Peran Paralegal dalam memberikan bantuan hukum kepada Masyarakat kurang mampu sangatlah penting. Dasar hukum paralegal adalah berdasarkan Pasal 1 ayat (1) Undang-Undang Nomor 16 Tahun 2011 Tentang Bantuan Hukum. Yang menyatakan bahwa bantuan hukum adalah jasa hukum yang diberikan oleh Pemberi Bantuan Hukum secara Cuma-Cuma kepada Penerima Bantuan Hukum. Sebagai seorang professional, paralegal dapat direkrut oleh pemberi bantuan hukum sesuai dengan Pasal 9 huruf a Undang-Undang Nomor 16 Tahun 2011, yang memungkinkan pemberi bantuan hukum untuk melibatkan advokat, paralegal, dosen, dan mahasiswa Fakultas hukum dalam memberikan jasanya.8

Eksistensi dalam paralegal, diperlukan terlebih dahulu pemahaman mengenai konsep praktiknya dapat ditemui terbagi menjadi dalam bentuk tradisional dan konstitusional. Kedua bentuk dari konsep bantuan hukum tersebut dilandaskan atas pemahaman dari penerima bantuan hukum serta ruang lingkupnya. Bantuan hukum dalam bentuk tradisional menitikberatkan bantuan khusus pembelajaran secara pasif dan individual, dalam pemahaman konsep ini bantuan hukum diberkan kepada masyarakat sebagai individu bukan sebagai sebuah kelompok. Konsep konstitusional, hal tersebut dikarenakan penerima bantuan hukum bukanlah masyarakat sebagai individu namun sebagai sebuah kelompok. Adapun bantuan hukum dapat dilaksanakan terhadap penerima bantuan untuk perkara secara litigasi maupun non-litigasi.

• [DAFTAR DATA]
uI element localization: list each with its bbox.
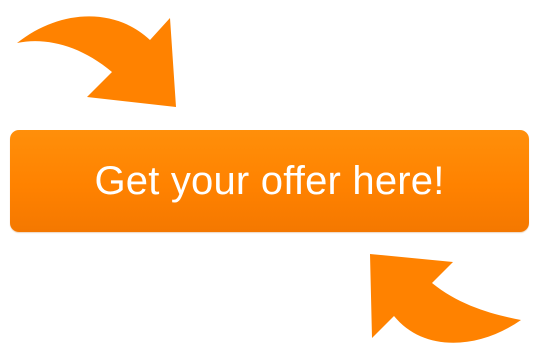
curved-arrow-up-left-icon (370, 254, 521, 343)
offer-stage: Get your offer here! (0, 0, 537, 354)
get-offer-button-label: Get your offer here! (94, 159, 445, 203)
curved-arrow-down-right-icon (17, 16, 176, 107)
get-offer-button[interactable]: Get your offer here! (10, 130, 529, 232)
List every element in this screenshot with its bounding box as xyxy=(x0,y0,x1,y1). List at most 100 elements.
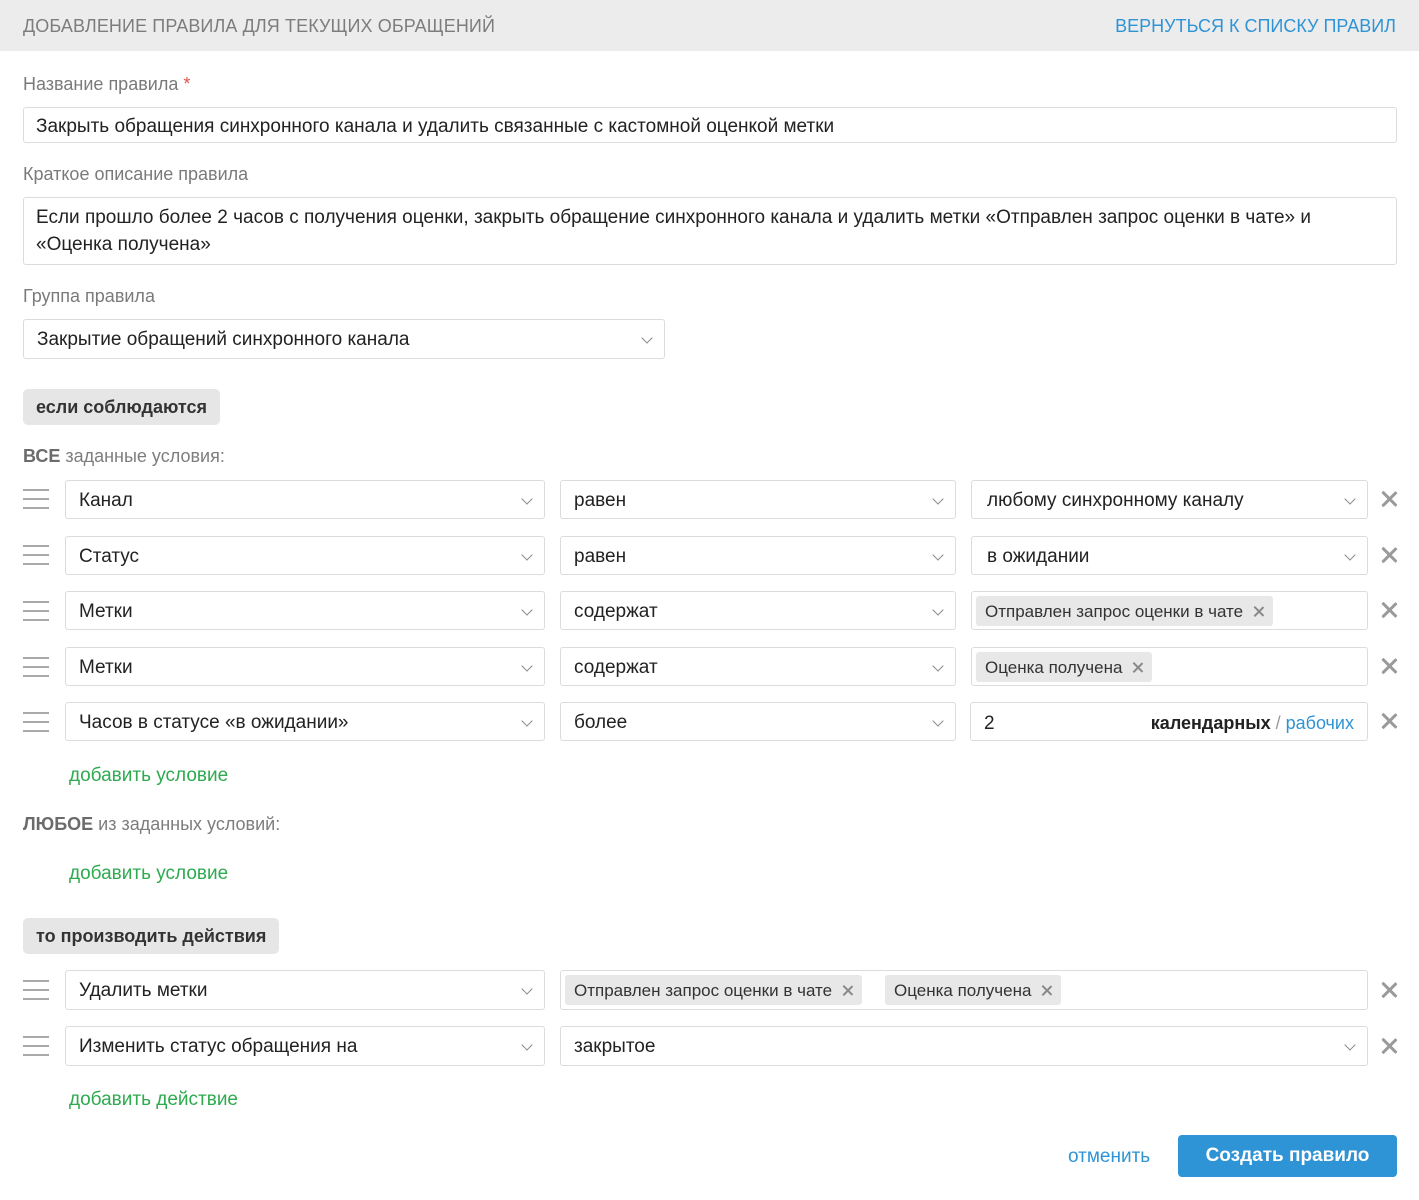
chevron-down-icon xyxy=(932,493,944,505)
hours-mode-toggle: календарных / рабочих xyxy=(1151,713,1354,734)
remove-tag-icon[interactable] xyxy=(1132,658,1144,676)
rule-name-label-text: Название правила xyxy=(23,74,179,94)
condition-tags-input[interactable]: Отправлен запрос оценки в чате xyxy=(971,591,1368,630)
tag-label: Оценка получена xyxy=(894,981,1032,1000)
drag-handle-icon[interactable] xyxy=(23,980,49,1000)
calendar-hours-option[interactable]: календарных xyxy=(1151,713,1271,733)
any-caption-bold: ЛЮБОЕ xyxy=(23,814,94,834)
action-type-value: Удалить метки xyxy=(79,980,208,1001)
create-rule-button[interactable]: Создать правило xyxy=(1178,1135,1397,1177)
remove-condition-icon[interactable] xyxy=(1380,601,1398,619)
drag-handle-icon[interactable] xyxy=(23,712,49,732)
drag-handle-icon[interactable] xyxy=(23,1036,49,1056)
back-to-rules-link[interactable]: ВЕРНУТЬСЯ К СПИСКУ ПРАВИЛ xyxy=(1115,16,1396,37)
rule-name-input[interactable]: Закрыть обращения синхронного канала и у… xyxy=(23,107,1397,143)
required-mark: * xyxy=(183,74,191,94)
chevron-down-icon xyxy=(1344,549,1356,561)
action-type-select[interactable]: Удалить метки xyxy=(65,970,545,1010)
condition-field-select[interactable]: Часов в статусе «в ожидании» xyxy=(65,702,545,741)
drag-handle-icon[interactable] xyxy=(23,601,49,621)
condition-tags-input[interactable]: Оценка получена xyxy=(971,647,1368,686)
remove-condition-icon[interactable] xyxy=(1380,657,1398,675)
action-value-select[interactable]: закрытое xyxy=(560,1026,1368,1066)
chevron-down-icon xyxy=(932,549,944,561)
tag-label: Отправлен запрос оценки в чате xyxy=(574,981,833,1000)
rule-name-value: Закрыть обращения синхронного канала и у… xyxy=(36,116,835,137)
action-type-select[interactable]: Изменить статус обращения на xyxy=(65,1026,545,1066)
condition-field-select[interactable]: Канал xyxy=(65,480,545,519)
all-caption-rest: заданные условия: xyxy=(60,446,225,466)
remove-action-icon[interactable] xyxy=(1380,1037,1398,1055)
remove-condition-icon[interactable] xyxy=(1380,712,1398,730)
tag-chip: Отправлен запрос оценки в чате xyxy=(565,975,863,1005)
tag-label: Оценка получена xyxy=(985,658,1123,677)
rule-description-value: Если прошло более 2 часов с получения оц… xyxy=(36,207,1311,255)
rule-description-label: Краткое описание правила xyxy=(23,164,249,184)
chevron-down-icon xyxy=(521,604,533,616)
condition-operator-select[interactable]: равен xyxy=(560,536,956,575)
tag-chip: Отправлен запрос оценки в чате xyxy=(976,596,1274,626)
condition-field-value: Метки xyxy=(79,601,133,622)
drag-handle-icon[interactable] xyxy=(23,545,49,565)
cancel-button[interactable]: отменить xyxy=(1068,1146,1150,1168)
condition-field-select[interactable]: Статус xyxy=(65,536,545,575)
all-conditions-caption: ВСЕ заданные условия: xyxy=(23,446,225,467)
add-condition-all-link[interactable]: добавить условие xyxy=(69,765,228,787)
condition-value-select[interactable]: любому синхронному каналу xyxy=(971,480,1368,519)
chevron-down-icon xyxy=(521,983,533,995)
condition-operator-select[interactable]: более xyxy=(560,702,956,741)
chevron-down-icon xyxy=(521,1039,533,1051)
page-header: ДОБАВЛЕНИЕ ПРАВИЛА ДЛЯ ТЕКУЩИХ ОБРАЩЕНИЙ… xyxy=(0,0,1419,51)
chevron-down-icon xyxy=(1344,493,1356,505)
rule-description-textarea[interactable]: Если прошло более 2 часов с получения оц… xyxy=(23,197,1397,265)
page-title: ДОБАВЛЕНИЕ ПРАВИЛА ДЛЯ ТЕКУЩИХ ОБРАЩЕНИЙ xyxy=(23,16,496,36)
remove-condition-icon[interactable] xyxy=(1380,546,1398,564)
condition-operator-value: равен xyxy=(574,546,627,567)
condition-field-select[interactable]: Метки xyxy=(65,591,545,630)
actions-section-pill: то производить действия xyxy=(23,918,280,954)
remove-tag-icon[interactable] xyxy=(842,981,854,999)
action-tags-input[interactable]: Отправлен запрос оценки в чате Оценка по… xyxy=(560,970,1368,1010)
hours-input[interactable]: 2 календарных / рабочих xyxy=(970,702,1368,741)
condition-field-select[interactable]: Метки xyxy=(65,647,545,686)
condition-field-value: Часов в статусе «в ожидании» xyxy=(79,712,349,733)
rule-group-value: Закрытие обращений синхронного канала xyxy=(37,329,410,350)
condition-operator-select[interactable]: содержат xyxy=(560,647,956,686)
action-value: закрытое xyxy=(574,1036,656,1057)
condition-operator-select[interactable]: содержат xyxy=(560,591,956,630)
condition-field-value: Статус xyxy=(79,546,140,567)
tag-chip: Оценка получена xyxy=(976,652,1153,682)
rule-group-select[interactable]: Закрытие обращений синхронного канала xyxy=(23,319,665,359)
chevron-down-icon xyxy=(1344,1039,1356,1051)
condition-field-value: Метки xyxy=(79,657,133,678)
any-caption-rest: из заданных условий: xyxy=(93,814,281,834)
chevron-down-icon xyxy=(932,715,944,727)
condition-operator-select[interactable]: равен xyxy=(560,480,956,519)
rule-group-label: Группа правила xyxy=(23,286,155,306)
conditions-section-pill: если соблюдаются xyxy=(23,389,220,425)
chevron-down-icon xyxy=(521,549,533,561)
remove-tag-icon[interactable] xyxy=(1253,602,1265,620)
condition-operator-value: более xyxy=(574,712,628,733)
remove-action-icon[interactable] xyxy=(1380,981,1398,999)
tag-label: Отправлен запрос оценки в чате xyxy=(985,602,1244,621)
remove-tag-icon[interactable] xyxy=(1041,981,1053,999)
hours-value: 2 xyxy=(984,713,995,734)
drag-handle-icon[interactable] xyxy=(23,657,49,677)
mode-separator: / xyxy=(1270,713,1286,733)
add-action-link[interactable]: добавить действие xyxy=(69,1089,238,1111)
chevron-down-icon xyxy=(932,660,944,672)
drag-handle-icon[interactable] xyxy=(23,489,49,509)
tag-chip: Оценка получена xyxy=(885,975,1062,1005)
all-caption-bold: ВСЕ xyxy=(23,446,61,466)
condition-value-select[interactable]: в ожидании xyxy=(971,536,1368,575)
condition-operator-value: содержат xyxy=(574,657,658,678)
working-hours-option[interactable]: рабочих xyxy=(1286,713,1354,733)
add-condition-any-link[interactable]: добавить условие xyxy=(69,863,228,885)
remove-condition-icon[interactable] xyxy=(1380,490,1398,508)
condition-operator-value: содержат xyxy=(574,601,658,622)
condition-value: в ожидании xyxy=(987,546,1090,567)
rule-name-label: Название правила * xyxy=(23,74,190,95)
action-type-value: Изменить статус обращения на xyxy=(79,1036,358,1057)
condition-operator-value: равен xyxy=(574,490,627,511)
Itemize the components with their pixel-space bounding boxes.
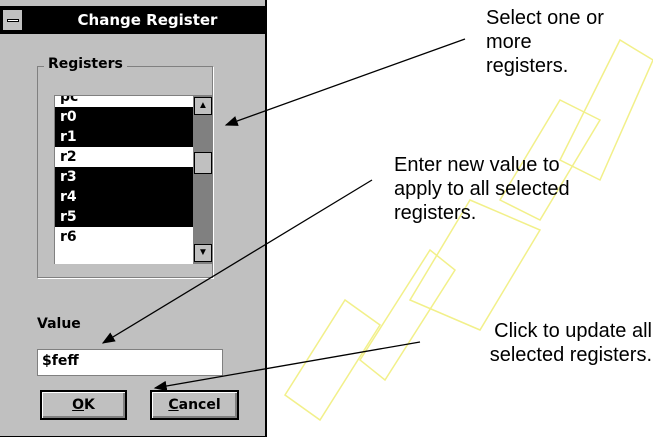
arrow-to-ok-button bbox=[153, 341, 421, 392]
callout-arrows bbox=[101, 38, 466, 392]
arrow-to-listbox bbox=[224, 38, 466, 126]
arrow-to-value-input bbox=[101, 179, 373, 344]
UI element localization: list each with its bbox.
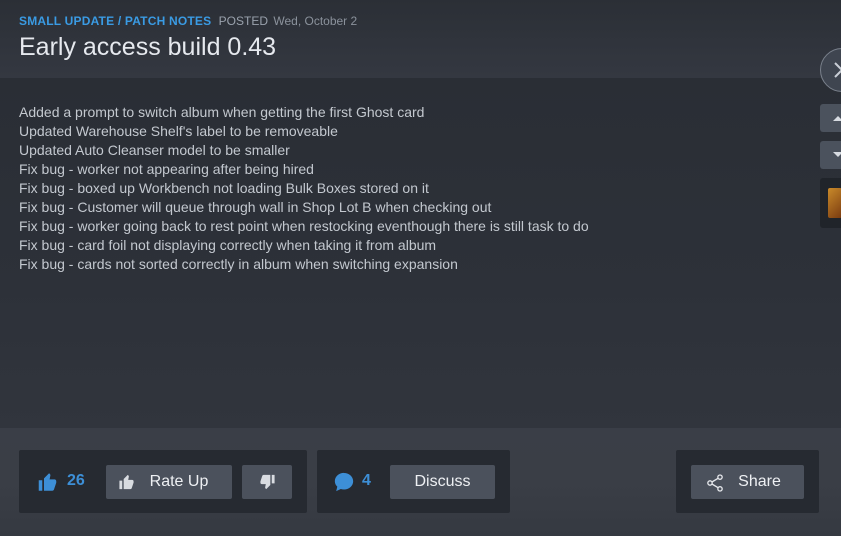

• [DAFTAR TUGAS]
• A. Menurut kutipan tentang paralegal, ketentuan mana dalam Undang-Undang Nomor 16 Tahun 2011 yang memungkinkan pemberi bantuan hukum merekrut paralegal?
• B. Tulis ulang bagian kutipan tentang paralegal dari "Eksistensi dalam paralegal, diperlukan" sampai "litigasi maupun non-litigasi.", dengan mengganti "kelompok" menjadi "komunitas".

• [JAWABAN TIAP TUGAS]
• A. Pasal 9 huruf a.

• B.
Eksistensi dalam paralegal, diperlukan terlebih dahulu pemahaman mengenai konsep praktiknya dapat ditemui terbagi menjadi dalam bentuk tradisional dan konstitusional. Kedua bentuk dari konsep bantuan hukum tersebut dilandaskan atas pemahaman dari penerima bantuan hukum serta ruang lingkupnya. Bantuan hukum dalam bentuk tradisional menitikberatkan bantuan khusus pembelajaran secara pasif dan individual, dalam pemahaman konsep ini bantuan hukum diberkan kepada masyarakat sebagai individu bukan sebagai sebuah komunitas. Konsep konstitusional, hal tersebut dikarenakan penerima bantuan hukum bukanlah masyarakat sebagai individu namun sebagai sebuah komunitas. Adapun bantuan hukum dapat dilaksanakan terhadap penerima bantuan untuk perkara secara litigasi maupun non-litigasi.